GIVEN REQUEST: Could every line of the data be printed exactly as it reads?
++++++
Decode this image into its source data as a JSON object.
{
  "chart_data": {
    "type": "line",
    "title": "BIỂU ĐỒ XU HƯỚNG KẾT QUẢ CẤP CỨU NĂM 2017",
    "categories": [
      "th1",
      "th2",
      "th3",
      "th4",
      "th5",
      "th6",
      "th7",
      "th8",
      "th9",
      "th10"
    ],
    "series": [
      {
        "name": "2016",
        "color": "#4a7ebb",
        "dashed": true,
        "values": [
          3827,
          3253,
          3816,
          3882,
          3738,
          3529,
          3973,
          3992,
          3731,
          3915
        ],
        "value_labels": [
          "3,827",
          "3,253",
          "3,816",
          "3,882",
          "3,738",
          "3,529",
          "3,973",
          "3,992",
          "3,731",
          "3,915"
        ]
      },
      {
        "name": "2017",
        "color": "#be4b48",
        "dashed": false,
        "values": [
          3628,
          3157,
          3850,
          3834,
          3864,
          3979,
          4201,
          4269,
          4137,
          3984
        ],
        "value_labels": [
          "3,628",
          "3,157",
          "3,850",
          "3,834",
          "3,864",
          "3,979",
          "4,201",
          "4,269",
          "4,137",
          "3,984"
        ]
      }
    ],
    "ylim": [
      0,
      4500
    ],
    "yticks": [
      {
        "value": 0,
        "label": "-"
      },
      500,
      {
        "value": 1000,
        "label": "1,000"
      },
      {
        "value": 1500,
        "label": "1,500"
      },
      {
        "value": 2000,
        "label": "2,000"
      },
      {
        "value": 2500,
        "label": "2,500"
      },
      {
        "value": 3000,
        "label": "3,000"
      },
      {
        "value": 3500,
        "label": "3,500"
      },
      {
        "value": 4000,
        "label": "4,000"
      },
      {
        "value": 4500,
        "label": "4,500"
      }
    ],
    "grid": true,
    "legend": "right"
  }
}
++++++
ANSWER TO THIS TASK:
Decode this image into its source data as a JSON object.
{
  "chart_data": {
    "type": "line",
    "title": "BIỂU ĐỒ XU HƯỚNG KẾT QUẢ CẤP CỨU NĂM 2017",
    "categories": [
      "th1",
      "th2",
      "th3",
      "th4",
      "th5",
      "th6",
      "th7",
      "th8",
      "th9",
      "th10"
    ],
    "series": [
      {
        "name": "2016",
        "color": "#4a7ebb",
        "dashed": true,
        "values": [
          3827,
          3253,
          3816,
          3882,
          3738,
          3529,
          3973,
          3992,
          3731,
          3915
        ],
        "value_labels": [
          "3,827",
          "3,253",
          "3,816",
          "3,882",
          "3,738",
          "3,529",
          "3,973",
          "3,992",
          "3,731",
          "3,915"
        ]
      },
      {
        "name": "2017",
        "color": "#be4b48",
        "dashed": false,
        "values": [
          3628,
          3157,
          3850,
          3834,
          3864,
          3979,
          4201,
          4269,
          4137,
          3984
        ],
        "value_labels": [
          "3,628",
          "3,157",
          "3,850",
          "3,834",
          "3,864",
          "3,979",
          "4,201",
          "4,269",
          "4,137",
          "3,984"
        ]
      }
    ],
    "ylim": [
      0,
      4500
    ],
    "yticks": [
      {
        "value": 0,
        "label": "-"
      },
      500,
      {
        "value": 1000,
        "label": "1,000"
      },
      {
        "value": 1500,
        "label": "1,500"
      },
      {
        "value": 2000,
        "label": "2,000"
      },
      {
        "value": 2500,
        "label": "2,500"
      },
      {
        "value": 3000,
        "label": "3,000"
      },
      {
        "value": 3500,
        "label": "3,500"
      },
      {
        "value": 4000,
        "label": "4,000"
      },
      {
        "value": 4500,
        "label": "4,500"
      }
    ],
    "grid": true,
    "legend": "right"
  }
}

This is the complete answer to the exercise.